'''

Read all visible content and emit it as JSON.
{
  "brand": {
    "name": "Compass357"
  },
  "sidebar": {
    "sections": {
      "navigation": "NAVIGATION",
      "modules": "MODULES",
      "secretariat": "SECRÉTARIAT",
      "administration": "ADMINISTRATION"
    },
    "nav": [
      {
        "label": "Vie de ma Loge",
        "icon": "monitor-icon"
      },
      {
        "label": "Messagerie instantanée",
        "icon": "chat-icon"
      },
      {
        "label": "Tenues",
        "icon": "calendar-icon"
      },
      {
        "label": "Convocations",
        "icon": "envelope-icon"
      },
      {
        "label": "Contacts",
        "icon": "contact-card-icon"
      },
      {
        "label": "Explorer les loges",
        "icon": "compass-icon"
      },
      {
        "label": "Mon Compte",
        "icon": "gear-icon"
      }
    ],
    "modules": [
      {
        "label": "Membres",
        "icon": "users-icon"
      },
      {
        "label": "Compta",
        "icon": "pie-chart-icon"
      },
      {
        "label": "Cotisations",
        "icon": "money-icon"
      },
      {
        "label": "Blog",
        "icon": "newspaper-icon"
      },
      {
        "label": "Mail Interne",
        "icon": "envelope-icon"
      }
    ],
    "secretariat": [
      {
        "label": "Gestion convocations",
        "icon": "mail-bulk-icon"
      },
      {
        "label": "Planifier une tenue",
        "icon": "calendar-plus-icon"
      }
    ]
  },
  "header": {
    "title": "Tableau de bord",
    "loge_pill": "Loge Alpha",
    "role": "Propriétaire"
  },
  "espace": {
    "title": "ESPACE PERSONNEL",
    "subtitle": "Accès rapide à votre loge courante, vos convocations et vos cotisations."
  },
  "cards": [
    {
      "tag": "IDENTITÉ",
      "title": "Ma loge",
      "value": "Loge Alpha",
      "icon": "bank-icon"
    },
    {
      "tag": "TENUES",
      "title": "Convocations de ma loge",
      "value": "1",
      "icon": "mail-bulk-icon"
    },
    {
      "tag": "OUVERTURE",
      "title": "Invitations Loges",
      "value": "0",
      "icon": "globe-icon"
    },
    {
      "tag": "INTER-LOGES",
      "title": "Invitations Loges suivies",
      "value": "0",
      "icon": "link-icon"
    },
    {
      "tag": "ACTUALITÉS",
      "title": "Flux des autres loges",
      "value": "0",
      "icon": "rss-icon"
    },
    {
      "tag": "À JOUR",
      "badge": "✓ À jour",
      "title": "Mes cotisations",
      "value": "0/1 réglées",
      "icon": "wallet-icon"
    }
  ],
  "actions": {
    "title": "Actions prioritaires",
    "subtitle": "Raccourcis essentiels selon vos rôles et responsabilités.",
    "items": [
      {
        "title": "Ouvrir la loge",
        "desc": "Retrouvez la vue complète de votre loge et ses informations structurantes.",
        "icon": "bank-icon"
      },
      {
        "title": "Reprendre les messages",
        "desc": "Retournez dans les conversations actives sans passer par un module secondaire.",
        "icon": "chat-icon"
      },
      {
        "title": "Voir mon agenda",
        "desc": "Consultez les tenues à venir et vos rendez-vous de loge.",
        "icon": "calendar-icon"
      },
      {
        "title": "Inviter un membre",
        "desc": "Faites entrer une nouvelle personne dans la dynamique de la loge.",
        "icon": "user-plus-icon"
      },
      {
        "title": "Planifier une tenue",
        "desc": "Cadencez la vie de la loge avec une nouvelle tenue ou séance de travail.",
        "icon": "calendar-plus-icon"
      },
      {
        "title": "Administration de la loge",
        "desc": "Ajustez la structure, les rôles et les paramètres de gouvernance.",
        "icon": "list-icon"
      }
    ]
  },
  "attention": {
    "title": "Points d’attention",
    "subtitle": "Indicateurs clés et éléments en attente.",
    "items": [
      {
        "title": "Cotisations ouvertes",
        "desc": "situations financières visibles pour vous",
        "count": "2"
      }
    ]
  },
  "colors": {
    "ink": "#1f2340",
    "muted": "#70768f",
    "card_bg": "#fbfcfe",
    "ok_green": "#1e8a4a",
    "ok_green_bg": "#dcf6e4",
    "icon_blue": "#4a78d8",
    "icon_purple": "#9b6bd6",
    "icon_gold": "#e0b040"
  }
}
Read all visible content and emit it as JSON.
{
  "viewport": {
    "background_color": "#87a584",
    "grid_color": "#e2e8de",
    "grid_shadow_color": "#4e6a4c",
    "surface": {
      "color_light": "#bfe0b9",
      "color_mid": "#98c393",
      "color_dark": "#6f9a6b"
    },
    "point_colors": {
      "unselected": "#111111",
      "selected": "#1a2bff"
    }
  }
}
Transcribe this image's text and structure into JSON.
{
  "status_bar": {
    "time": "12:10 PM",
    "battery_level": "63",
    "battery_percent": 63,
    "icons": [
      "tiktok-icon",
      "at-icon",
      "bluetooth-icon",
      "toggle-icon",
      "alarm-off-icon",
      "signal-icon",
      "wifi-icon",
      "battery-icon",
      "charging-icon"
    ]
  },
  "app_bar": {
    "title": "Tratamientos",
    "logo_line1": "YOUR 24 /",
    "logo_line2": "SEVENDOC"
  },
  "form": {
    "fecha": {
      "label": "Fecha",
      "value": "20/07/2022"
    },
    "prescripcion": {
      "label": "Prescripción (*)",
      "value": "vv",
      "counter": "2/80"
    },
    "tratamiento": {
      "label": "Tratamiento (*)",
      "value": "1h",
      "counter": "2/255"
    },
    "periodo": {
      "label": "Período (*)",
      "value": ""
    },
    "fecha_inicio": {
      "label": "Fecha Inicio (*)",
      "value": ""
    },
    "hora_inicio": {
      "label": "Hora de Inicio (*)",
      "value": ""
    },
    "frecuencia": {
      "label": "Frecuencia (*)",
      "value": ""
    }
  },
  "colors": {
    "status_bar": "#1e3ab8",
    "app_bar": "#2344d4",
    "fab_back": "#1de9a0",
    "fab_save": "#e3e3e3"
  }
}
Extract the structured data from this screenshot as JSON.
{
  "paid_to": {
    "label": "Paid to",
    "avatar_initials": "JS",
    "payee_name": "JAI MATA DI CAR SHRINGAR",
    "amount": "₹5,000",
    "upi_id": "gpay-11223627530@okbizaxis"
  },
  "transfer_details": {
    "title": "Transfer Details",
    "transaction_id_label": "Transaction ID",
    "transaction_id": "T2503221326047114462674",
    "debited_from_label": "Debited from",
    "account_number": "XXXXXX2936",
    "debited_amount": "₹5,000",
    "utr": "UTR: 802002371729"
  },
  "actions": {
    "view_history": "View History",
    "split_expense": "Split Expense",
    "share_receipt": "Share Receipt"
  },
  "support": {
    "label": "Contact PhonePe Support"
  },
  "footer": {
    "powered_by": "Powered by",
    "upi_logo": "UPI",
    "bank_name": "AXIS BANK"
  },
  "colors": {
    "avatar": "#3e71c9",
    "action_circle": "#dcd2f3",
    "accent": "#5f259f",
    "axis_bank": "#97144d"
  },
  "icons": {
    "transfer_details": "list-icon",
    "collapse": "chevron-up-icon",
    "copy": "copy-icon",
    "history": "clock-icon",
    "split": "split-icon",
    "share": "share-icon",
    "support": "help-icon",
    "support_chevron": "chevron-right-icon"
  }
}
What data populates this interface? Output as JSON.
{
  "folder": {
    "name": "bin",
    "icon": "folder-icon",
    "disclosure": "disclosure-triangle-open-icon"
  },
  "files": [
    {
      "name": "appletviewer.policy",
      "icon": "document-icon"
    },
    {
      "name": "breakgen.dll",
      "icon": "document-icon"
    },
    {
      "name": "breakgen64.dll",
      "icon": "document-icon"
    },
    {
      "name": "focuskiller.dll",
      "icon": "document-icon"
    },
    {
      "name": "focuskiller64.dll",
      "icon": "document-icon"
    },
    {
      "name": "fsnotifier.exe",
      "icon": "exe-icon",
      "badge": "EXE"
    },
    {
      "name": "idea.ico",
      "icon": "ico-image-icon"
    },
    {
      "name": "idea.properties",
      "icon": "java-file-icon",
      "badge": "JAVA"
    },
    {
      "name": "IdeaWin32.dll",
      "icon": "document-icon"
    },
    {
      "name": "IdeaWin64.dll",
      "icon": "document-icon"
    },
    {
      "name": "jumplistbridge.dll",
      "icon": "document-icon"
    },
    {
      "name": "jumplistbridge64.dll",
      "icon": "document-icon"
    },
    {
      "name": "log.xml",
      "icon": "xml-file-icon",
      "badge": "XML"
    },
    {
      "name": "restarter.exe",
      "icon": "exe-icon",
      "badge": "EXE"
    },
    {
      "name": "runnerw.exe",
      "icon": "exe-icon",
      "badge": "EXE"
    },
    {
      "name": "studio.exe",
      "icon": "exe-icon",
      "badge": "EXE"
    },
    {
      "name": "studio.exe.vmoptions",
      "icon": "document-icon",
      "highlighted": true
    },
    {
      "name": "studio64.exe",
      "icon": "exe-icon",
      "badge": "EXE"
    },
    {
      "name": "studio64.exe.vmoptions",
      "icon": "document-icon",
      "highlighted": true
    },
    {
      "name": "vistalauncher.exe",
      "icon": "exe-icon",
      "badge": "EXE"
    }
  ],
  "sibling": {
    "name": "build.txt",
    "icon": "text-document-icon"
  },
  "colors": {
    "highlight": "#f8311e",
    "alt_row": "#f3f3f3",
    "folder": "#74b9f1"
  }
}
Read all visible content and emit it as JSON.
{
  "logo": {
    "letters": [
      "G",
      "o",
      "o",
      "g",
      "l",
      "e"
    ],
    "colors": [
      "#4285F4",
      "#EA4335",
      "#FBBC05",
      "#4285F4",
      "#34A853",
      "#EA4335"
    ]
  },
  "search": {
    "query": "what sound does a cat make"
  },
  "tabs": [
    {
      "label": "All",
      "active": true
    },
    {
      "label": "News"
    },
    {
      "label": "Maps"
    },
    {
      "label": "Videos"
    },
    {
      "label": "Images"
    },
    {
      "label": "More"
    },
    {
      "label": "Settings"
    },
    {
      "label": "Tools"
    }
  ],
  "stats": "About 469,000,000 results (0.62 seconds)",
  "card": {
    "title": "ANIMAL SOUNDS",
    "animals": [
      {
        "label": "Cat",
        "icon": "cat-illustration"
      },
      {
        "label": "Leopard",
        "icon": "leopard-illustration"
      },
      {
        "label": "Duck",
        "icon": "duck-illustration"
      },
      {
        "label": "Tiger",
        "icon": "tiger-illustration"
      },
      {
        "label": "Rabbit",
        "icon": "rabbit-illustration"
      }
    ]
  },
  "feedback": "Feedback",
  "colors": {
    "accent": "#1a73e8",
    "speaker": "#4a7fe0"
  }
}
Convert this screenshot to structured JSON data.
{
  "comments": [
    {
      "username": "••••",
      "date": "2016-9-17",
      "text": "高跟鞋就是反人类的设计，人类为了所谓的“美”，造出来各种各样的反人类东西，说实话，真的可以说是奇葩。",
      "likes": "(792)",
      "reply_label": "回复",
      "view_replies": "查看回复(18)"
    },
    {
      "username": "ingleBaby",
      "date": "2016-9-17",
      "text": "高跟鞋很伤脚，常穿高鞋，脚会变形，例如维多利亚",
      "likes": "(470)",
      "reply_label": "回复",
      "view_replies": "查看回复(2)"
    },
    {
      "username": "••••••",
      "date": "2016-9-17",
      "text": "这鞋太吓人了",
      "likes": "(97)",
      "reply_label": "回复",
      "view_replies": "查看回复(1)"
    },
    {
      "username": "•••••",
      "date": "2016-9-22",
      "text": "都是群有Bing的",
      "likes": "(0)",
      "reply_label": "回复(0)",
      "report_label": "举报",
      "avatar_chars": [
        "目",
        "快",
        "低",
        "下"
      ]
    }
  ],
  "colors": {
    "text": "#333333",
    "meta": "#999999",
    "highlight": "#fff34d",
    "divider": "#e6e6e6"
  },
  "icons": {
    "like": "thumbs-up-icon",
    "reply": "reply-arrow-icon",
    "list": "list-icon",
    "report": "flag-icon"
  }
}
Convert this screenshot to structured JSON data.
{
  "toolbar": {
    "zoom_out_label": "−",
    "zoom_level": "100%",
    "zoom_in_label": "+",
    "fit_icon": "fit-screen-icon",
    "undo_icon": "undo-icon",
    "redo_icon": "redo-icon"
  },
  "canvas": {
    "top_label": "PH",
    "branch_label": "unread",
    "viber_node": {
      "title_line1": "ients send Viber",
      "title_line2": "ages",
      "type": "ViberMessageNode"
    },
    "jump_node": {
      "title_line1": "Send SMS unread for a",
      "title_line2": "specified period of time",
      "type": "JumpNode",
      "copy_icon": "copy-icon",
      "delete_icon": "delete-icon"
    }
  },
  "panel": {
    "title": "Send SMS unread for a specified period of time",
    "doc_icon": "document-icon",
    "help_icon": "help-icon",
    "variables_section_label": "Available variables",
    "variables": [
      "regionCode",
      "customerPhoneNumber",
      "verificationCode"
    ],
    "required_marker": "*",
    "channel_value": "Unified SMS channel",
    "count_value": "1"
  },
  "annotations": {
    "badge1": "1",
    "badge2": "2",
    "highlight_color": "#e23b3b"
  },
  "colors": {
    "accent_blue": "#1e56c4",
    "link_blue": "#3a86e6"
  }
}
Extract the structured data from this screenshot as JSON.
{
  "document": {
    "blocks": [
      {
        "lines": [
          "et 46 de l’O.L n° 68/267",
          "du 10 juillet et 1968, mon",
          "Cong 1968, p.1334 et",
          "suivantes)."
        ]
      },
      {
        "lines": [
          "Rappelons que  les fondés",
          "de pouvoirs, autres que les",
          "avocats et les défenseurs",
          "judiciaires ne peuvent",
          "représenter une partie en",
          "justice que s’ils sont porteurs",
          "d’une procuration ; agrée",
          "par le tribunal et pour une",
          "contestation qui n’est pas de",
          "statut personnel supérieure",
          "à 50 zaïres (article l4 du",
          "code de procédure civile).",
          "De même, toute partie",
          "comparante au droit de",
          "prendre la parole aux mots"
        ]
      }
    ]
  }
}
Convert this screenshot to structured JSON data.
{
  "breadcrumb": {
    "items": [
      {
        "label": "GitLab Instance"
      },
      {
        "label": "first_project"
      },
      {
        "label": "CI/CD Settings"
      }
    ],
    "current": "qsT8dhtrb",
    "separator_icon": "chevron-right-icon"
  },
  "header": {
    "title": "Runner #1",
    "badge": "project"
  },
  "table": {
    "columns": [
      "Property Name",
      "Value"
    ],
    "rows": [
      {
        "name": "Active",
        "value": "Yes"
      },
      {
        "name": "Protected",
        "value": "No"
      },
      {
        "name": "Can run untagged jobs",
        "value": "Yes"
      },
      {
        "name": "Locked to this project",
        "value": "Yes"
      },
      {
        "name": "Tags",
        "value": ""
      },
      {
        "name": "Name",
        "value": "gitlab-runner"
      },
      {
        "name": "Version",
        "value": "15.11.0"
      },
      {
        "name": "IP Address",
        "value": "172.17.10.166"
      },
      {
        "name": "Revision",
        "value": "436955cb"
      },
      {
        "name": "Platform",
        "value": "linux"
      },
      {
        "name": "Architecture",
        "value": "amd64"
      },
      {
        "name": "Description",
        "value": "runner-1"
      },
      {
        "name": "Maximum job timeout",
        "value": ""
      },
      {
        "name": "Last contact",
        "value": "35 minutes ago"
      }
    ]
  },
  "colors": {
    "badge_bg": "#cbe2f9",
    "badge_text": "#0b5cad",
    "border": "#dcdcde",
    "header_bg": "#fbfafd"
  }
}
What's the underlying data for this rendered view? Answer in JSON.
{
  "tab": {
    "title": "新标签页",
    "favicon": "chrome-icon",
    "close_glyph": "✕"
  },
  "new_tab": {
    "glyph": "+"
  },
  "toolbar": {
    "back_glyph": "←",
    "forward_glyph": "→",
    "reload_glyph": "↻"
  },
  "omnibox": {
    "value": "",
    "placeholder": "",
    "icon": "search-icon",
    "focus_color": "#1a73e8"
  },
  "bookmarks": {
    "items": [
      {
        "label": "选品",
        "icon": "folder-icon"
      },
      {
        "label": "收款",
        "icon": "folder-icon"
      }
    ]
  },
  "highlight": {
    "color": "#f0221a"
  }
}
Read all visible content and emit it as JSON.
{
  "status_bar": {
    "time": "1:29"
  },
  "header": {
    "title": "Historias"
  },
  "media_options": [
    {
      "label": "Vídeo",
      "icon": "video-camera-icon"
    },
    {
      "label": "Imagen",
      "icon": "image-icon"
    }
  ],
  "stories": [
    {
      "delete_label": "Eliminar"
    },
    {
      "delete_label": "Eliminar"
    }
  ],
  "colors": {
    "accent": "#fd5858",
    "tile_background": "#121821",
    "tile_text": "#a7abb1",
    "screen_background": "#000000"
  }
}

'''

Given request:
Using the entries above, return each line in which the word "partie" occurs.

Exercise response:
          "représenter une partie en",
          "De même, toute partie",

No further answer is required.